## Begin DATASET CONTENT

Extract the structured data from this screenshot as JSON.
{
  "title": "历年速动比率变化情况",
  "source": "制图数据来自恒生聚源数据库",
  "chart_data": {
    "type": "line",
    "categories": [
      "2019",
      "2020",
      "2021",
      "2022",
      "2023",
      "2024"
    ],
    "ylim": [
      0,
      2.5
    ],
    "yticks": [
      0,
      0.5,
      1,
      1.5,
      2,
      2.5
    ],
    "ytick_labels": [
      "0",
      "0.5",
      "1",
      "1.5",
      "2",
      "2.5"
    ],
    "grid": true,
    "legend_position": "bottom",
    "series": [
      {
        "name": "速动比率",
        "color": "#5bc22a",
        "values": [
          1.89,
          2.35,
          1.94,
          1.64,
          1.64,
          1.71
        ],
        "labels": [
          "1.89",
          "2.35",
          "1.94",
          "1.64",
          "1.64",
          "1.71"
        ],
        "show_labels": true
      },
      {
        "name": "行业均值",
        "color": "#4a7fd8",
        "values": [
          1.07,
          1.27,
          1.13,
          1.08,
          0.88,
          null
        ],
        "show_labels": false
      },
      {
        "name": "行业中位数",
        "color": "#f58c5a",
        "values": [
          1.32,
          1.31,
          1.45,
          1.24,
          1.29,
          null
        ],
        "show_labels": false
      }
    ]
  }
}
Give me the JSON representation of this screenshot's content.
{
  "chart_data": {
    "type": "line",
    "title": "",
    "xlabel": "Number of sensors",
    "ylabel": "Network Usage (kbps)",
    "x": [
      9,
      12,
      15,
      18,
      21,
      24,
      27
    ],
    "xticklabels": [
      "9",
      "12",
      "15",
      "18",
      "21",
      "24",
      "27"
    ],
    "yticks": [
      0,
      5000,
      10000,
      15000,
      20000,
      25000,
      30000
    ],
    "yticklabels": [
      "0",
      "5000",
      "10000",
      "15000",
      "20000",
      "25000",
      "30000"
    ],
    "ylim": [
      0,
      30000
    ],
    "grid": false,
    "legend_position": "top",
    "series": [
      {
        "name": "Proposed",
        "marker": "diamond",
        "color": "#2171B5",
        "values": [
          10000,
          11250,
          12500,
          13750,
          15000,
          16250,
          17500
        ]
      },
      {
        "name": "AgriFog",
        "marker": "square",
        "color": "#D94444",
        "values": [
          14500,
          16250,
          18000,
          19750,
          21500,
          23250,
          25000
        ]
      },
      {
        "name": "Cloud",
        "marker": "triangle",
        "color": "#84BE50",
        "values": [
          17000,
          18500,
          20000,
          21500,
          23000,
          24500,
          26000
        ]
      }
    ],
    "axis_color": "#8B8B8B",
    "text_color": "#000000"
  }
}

## End DATASET CONTENT

#### REQUIRED TASK
Copy out each line above, character for character.

#### WRITTEN REPLY
Extract the structured data from this screenshot as JSON.
{
  "title": "历年速动比率变化情况",
  "source": "制图数据来自恒生聚源数据库",
  "chart_data": {
    "type": "line",
    "categories": [
      "2019",
      "2020",
      "2021",
      "2022",
      "2023",
      "2024"
    ],
    "ylim": [
      0,
      2.5
    ],
    "yticks": [
      0,
      0.5,
      1,
      1.5,
      2,
      2.5
    ],
    "ytick_labels": [
      "0",
      "0.5",
      "1",
      "1.5",
      "2",
      "2.5"
    ],
    "grid": true,
    "legend_position": "bottom",
    "series": [
      {
        "name": "速动比率",
        "color": "#5bc22a",
        "values": [
          1.89,
          2.35,
          1.94,
          1.64,
          1.64,
          1.71
        ],
        "labels": [
          "1.89",
          "2.35",
          "1.94",
          "1.64",
          "1.64",
          "1.71"
        ],
        "show_labels": true
      },
      {
        "name": "行业均值",
        "color": "#4a7fd8",
        "values": [
          1.07,
          1.27,
          1.13,
          1.08,
          0.88,
          null
        ],
        "show_labels": false
      },
      {
        "name": "行业中位数",
        "color": "#f58c5a",
        "values": [
          1.32,
          1.31,
          1.45,
          1.24,
          1.29,
          null
        ],
        "show_labels": false
      }
    ]
  }
}
Give me the JSON representation of this screenshot's content.
{
  "chart_data": {
    "type": "line",
    "title": "",
    "xlabel": "Number of sensors",
    "ylabel": "Network Usage (kbps)",
    "x": [
      9,
      12,
      15,
      18,
      21,
      24,
      27
    ],
    "xticklabels": [
      "9",
      "12",
      "15",
      "18",
      "21",
      "24",
      "27"
    ],
    "yticks": [
      0,
      5000,
      10000,
      15000,
      20000,
      25000,
      30000
    ],
    "yticklabels": [
      "0",
      "5000",
      "10000",
      "15000",
      "20000",
      "25000",
      "30000"
    ],
    "ylim": [
      0,
      30000
    ],
    "grid": false,
    "legend_position": "top",
    "series": [
      {
        "name": "Proposed",
        "marker": "diamond",
        "color": "#2171B5",
        "values": [
          10000,
          11250,
          12500,
          13750,
          15000,
          16250,
          17500
        ]
      },
      {
        "name": "AgriFog",
        "marker": "square",
        "color": "#D94444",
        "values": [
          14500,
          16250,
          18000,
          19750,
          21500,
          23250,
          25000
        ]
      },
      {
        "name": "Cloud",
        "marker": "triangle",
        "color": "#84BE50",
        "values": [
          17000,
          18500,
          20000,
          21500,
          23000,
          24500,
          26000
        ]
      }
    ],
    "axis_color": "#8B8B8B",
    "text_color": "#000000"
  }
}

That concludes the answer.